THE DATA start

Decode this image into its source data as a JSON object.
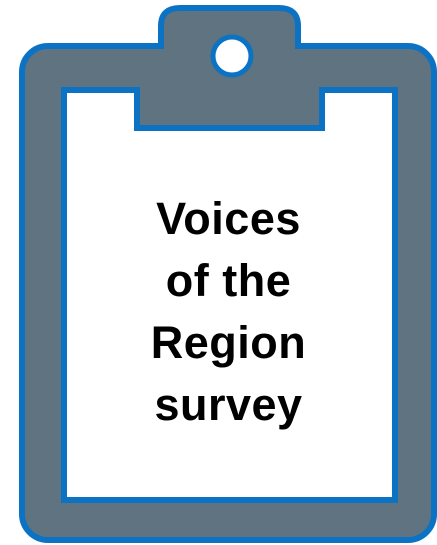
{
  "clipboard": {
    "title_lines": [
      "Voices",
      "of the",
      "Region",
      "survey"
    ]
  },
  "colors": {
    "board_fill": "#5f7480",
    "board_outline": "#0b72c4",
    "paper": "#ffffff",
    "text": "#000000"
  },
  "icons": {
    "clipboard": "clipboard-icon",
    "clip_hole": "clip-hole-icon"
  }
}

THE DATA end

(WORK TO COMPLETE): All of the records need repeating exactly, except for the pictures.

(TASK RESULT):
Decode this image into its source data as a JSON object.
{
  "clipboard": {
    "title_lines": [
      "Voices",
      "of the",
      "Region",
      "survey"
    ]
  },
  "colors": {
    "board_fill": "#5f7480",
    "board_outline": "#0b72c4",
    "paper": "#ffffff",
    "text": "#000000"
  },
  "icons": {
    "clipboard": "clipboard-icon",
    "clip_hole": "clip-hole-icon"
  }
}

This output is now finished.